(Task instructions):
Every record must be transcribed in its entirety, apart from the images, which are to be omitted.

[Some records]
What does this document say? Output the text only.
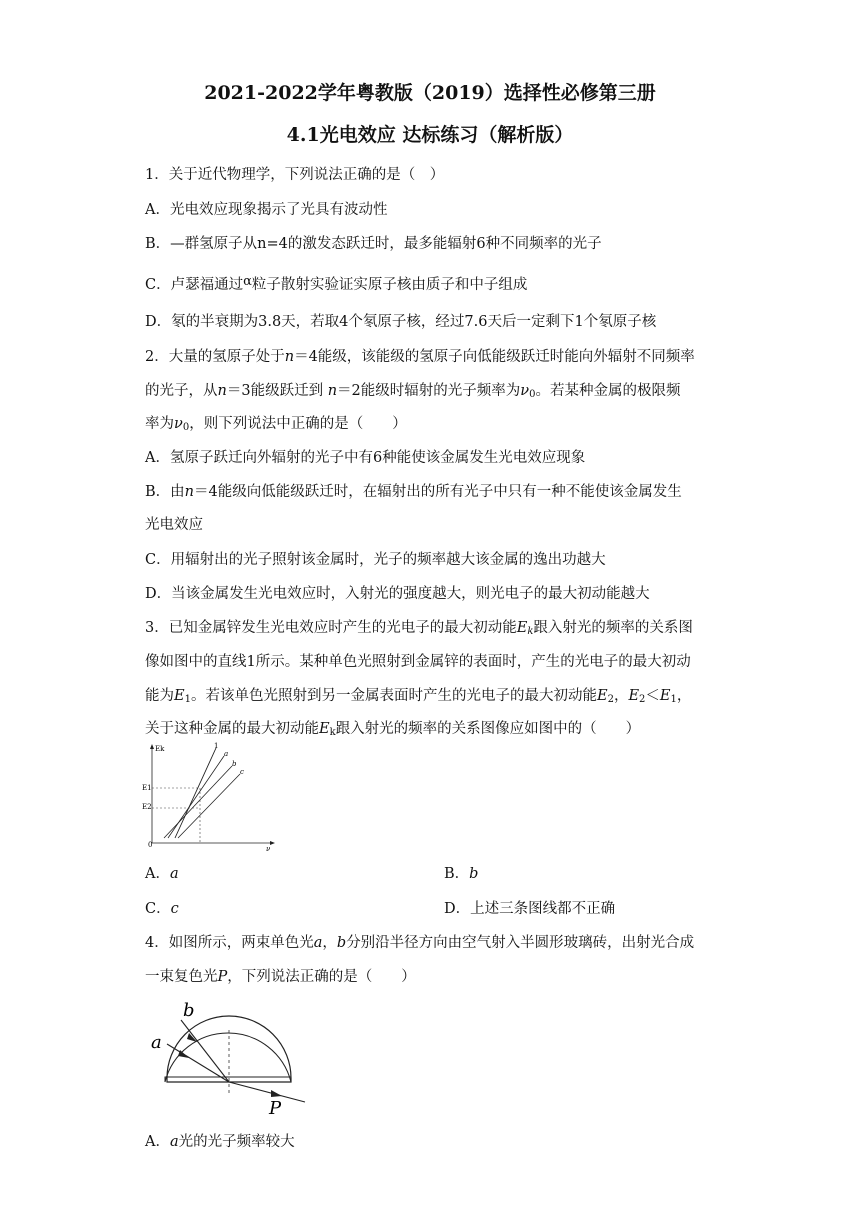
2021-2022学年粤教版（2019）选择性必修第三册
4.1光电效应 达标练习（解析版）
1．关于近代物理学，下列说法正确的是（　）
A．光电效应现象揭示了光具有波动性
B．—群氢原子从n=4的激发态跃迁时，最多能辐射6种不同频率的光子
C．卢瑟福通过α粒子散射实验证实原子核由质子和中子组成
D．氡的半衰期为3.8天，若取4个氡原子核，经过7.6天后一定剩下1个氡原子核
2．大量的氢原子处于n＝4能级，该能级的氢原子向低能级跃迁时能向外辐射不同频率
的光子，从n＝3能级跃迁到 n＝2能级时辐射的光子频率为$\nu_0$。若某种金属的极限频
率为$\nu_0$，则下列说法中正确的是（　　）
A．氢原子跃迁向外辐射的光子中有6种能使该金属发生光电效应现象
B．由n＝4能级向低能级跃迁时，在辐射出的所有光子中只有一种不能使该金属发生
光电效应
C．用辐射出的光子照射该金属时，光子的频率越大该金属的逸出功越大
D．当该金属发生光电效应时，入射光的强度越大，则光电子的最大初动能越大
3．已知金属锌发生光电效应时产生的光电子的最大初动能$E_k$跟入射光的频率的关系图
像如图中的直线1所示。某种单色光照射到金属锌的表面时，产生的光电子的最大初动
能为$E_1$。若该单色光照射到另一金属表面时产生的光电子的最大初动能$E_2$，$E_2<E_1$，
关于这种金属的最大初动能$E_k$跟入射光的频率的关系图像应如图中的（　　）
Ek
ν
0
E1
E2
1
a
b
c
A．a	B．b
C．c	D．上述三条图线都不正确
4．如图所示，两束单色光a，b分别沿半径方向由空气射入半圆形玻璃砖，出射光合成
一束复色光P，下列说法正确的是（　　）
a
b
P
A．a光的光子频率较大
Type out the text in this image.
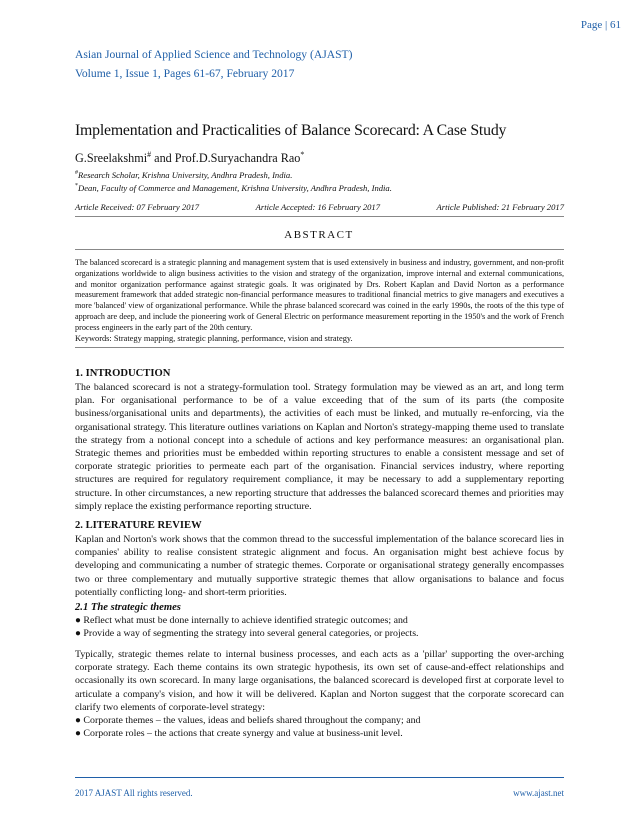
Asian Journal of Applied Science and Technology (AJAST)
Volume 1, Issue 1, Pages 61-67, February 2017
Page | 61
Implementation and Practicalities of Balance Scorecard: A Case Study
G.Sreelakshmi# and Prof.D.Suryachandra Rao*
#Research Scholar, Krishna University, Andhra Pradesh, India.
*Dean, Faculty of Commerce and Management, Krishna University, Andhra Pradesh, India.
Article Received: 07 February 2017	Article Accepted: 16 February 2017	Article Published: 21 February 2017
ABSTRACT
The balanced scorecard is a strategic planning and management system that is used extensively in business and industry, government, and non-profit organizations worldwide to align business activities to the vision and strategy of the organization, improve internal and external communications, and monitor organization performance against strategic goals. It was originated by Drs. Robert Kaplan and David Norton as a performance measurement framework that added strategic non-financial performance measures to traditional financial metrics to give managers and executives a more 'balanced' view of organizational performance. While the phrase balanced scorecard was coined in the early 1990s, the roots of the this type of approach are deep, and include the pioneering work of General Electric on performance measurement reporting in the 1950's and the work of French process engineers in the early part of the 20th century.
Keywords: Strategy mapping, strategic planning, performance, vision and strategy.
1. INTRODUCTION
The balanced scorecard is not a strategy-formulation tool. Strategy formulation may be viewed as an art, and long term plan. For organisational performance to be of a value exceeding that of the sum of its parts (the composite business/organisational units and departments), the activities of each must be linked, and mutually re-enforcing, via the organisational strategy. This literature outlines variations on Kaplan and Norton's strategy-mapping theme used to translate the strategy from a notional concept into a schedule of actions and key performance measures: an organisational plan. Strategic themes and priorities must be embedded within reporting structures to enable a consistent message and set of corporate strategic priorities to permeate each part of the organisation. Financial services industry, where reporting structures are required for regulatory requirement compliance, it may be necessary to add a supplementary reporting structure. In other circumstances, a new reporting structure that addresses the balanced scorecard themes and priorities may simply replace the existing performance reporting structure.
2. LITERATURE REVIEW
Kaplan and Norton's work shows that the common thread to the successful implementation of the balance scorecard lies in companies' ability to realise consistent strategic alignment and focus. An organisation might best achieve focus by developing and communicating a number of strategic themes. Corporate or organisational strategy generally encompasses two or three complementary and mutually supportive strategic themes that allow organisations to balance and focus potentially conflicting long- and short-term priorities.
2.1 The strategic themes
● Reflect what must be done internally to achieve identified strategic outcomes; and
● Provide a way of segmenting the strategy into several general categories, or projects.
Typically, strategic themes relate to internal business processes, and each acts as a 'pillar' supporting the over-arching corporate strategy. Each theme contains its own strategic hypothesis, its own set of cause-and-effect relationships and occasionally its own scorecard. In many large organisations, the balanced scorecard is developed first at corporate level to articulate a company's vision, and how it will be delivered. Kaplan and Norton suggest that the corporate scorecard can clarify two elements of corporate-level strategy:
● Corporate themes – the values, ideas and beliefs shared throughout the company; and
● Corporate roles – the actions that create synergy and value at business-unit level.
2017 AJAST All rights reserved.	www.ajast.net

(Worked answer):
What does this document say? Output the text only.
2021-2022学年粤教版（2019）选择性必修第三册
4.1光电效应 达标练习（解析版）
1．关于近代物理学，下列说法正确的是（　）
A．光电效应现象揭示了光具有波动性
B．—群氢原子从n=4的激发态跃迁时，最多能辐射6种不同频率的光子
C．卢瑟福通过α粒子散射实验证实原子核由质子和中子组成
D．氡的半衰期为3.8天，若取4个氡原子核，经过7.6天后一定剩下1个氡原子核
2．大量的氢原子处于n＝4能级，该能级的氢原子向低能级跃迁时能向外辐射不同频率
的光子，从n＝3能级跃迁到 n＝2能级时辐射的光子频率为$\nu_0$。若某种金属的极限频
率为$\nu_0$，则下列说法中正确的是（　　）
A．氢原子跃迁向外辐射的光子中有6种能使该金属发生光电效应现象
B．由n＝4能级向低能级跃迁时，在辐射出的所有光子中只有一种不能使该金属发生
光电效应
C．用辐射出的光子照射该金属时，光子的频率越大该金属的逸出功越大
D．当该金属发生光电效应时，入射光的强度越大，则光电子的最大初动能越大
3．已知金属锌发生光电效应时产生的光电子的最大初动能$E_k$跟入射光的频率的关系图
像如图中的直线1所示。某种单色光照射到金属锌的表面时，产生的光电子的最大初动
能为$E_1$。若该单色光照射到另一金属表面时产生的光电子的最大初动能$E_2$，$E_2<E_1$，
关于这种金属的最大初动能$E_k$跟入射光的频率的关系图像应如图中的（　　）
Ek
ν
0
E1
E2
1
a
b
c
A．a	B．b
C．c	D．上述三条图线都不正确
4．如图所示，两束单色光a，b分别沿半径方向由空气射入半圆形玻璃砖，出射光合成
一束复色光P，下列说法正确的是（　　）
a
b
P
A．a光的光子频率较大
Type out the text in this image.
Asian Journal of Applied Science and Technology (AJAST)
Volume 1, Issue 1, Pages 61-67, February 2017
Page | 61
Implementation and Practicalities of Balance Scorecard: A Case Study
G.Sreelakshmi# and Prof.D.Suryachandra Rao*
#Research Scholar, Krishna University, Andhra Pradesh, India.
*Dean, Faculty of Commerce and Management, Krishna University, Andhra Pradesh, India.
Article Received: 07 February 2017	Article Accepted: 16 February 2017	Article Published: 21 February 2017
ABSTRACT
The balanced scorecard is a strategic planning and management system that is used extensively in business and industry, government, and non-profit organizations worldwide to align business activities to the vision and strategy of the organization, improve internal and external communications, and monitor organization performance against strategic goals. It was originated by Drs. Robert Kaplan and David Norton as a performance measurement framework that added strategic non-financial performance measures to traditional financial metrics to give managers and executives a more 'balanced' view of organizational performance. While the phrase balanced scorecard was coined in the early 1990s, the roots of the this type of approach are deep, and include the pioneering work of General Electric on performance measurement reporting in the 1950's and the work of French process engineers in the early part of the 20th century.
Keywords: Strategy mapping, strategic planning, performance, vision and strategy.
1. INTRODUCTION
The balanced scorecard is not a strategy-formulation tool. Strategy formulation may be viewed as an art, and long term plan. For organisational performance to be of a value exceeding that of the sum of its parts (the composite business/organisational units and departments), the activities of each must be linked, and mutually re-enforcing, via the organisational strategy. This literature outlines variations on Kaplan and Norton's strategy-mapping theme used to translate the strategy from a notional concept into a schedule of actions and key performance measures: an organisational plan. Strategic themes and priorities must be embedded within reporting structures to enable a consistent message and set of corporate strategic priorities to permeate each part of the organisation. Financial services industry, where reporting structures are required for regulatory requirement compliance, it may be necessary to add a supplementary reporting structure. In other circumstances, a new reporting structure that addresses the balanced scorecard themes and priorities may simply replace the existing performance reporting structure.
2. LITERATURE REVIEW
Kaplan and Norton's work shows that the common thread to the successful implementation of the balance scorecard lies in companies' ability to realise consistent strategic alignment and focus. An organisation might best achieve focus by developing and communicating a number of strategic themes. Corporate or organisational strategy generally encompasses two or three complementary and mutually supportive strategic themes that allow organisations to balance and focus potentially conflicting long- and short-term priorities.
2.1 The strategic themes
● Reflect what must be done internally to achieve identified strategic outcomes; and
● Provide a way of segmenting the strategy into several general categories, or projects.
Typically, strategic themes relate to internal business processes, and each acts as a 'pillar' supporting the over-arching corporate strategy. Each theme contains its own strategic hypothesis, its own set of cause-and-effect relationships and occasionally its own scorecard. In many large organisations, the balanced scorecard is developed first at corporate level to articulate a company's vision, and how it will be delivered. Kaplan and Norton suggest that the corporate scorecard can clarify two elements of corporate-level strategy:
● Corporate themes – the values, ideas and beliefs shared throughout the company; and
● Corporate roles – the actions that create synergy and value at business-unit level.
2017 AJAST All rights reserved.	www.ajast.net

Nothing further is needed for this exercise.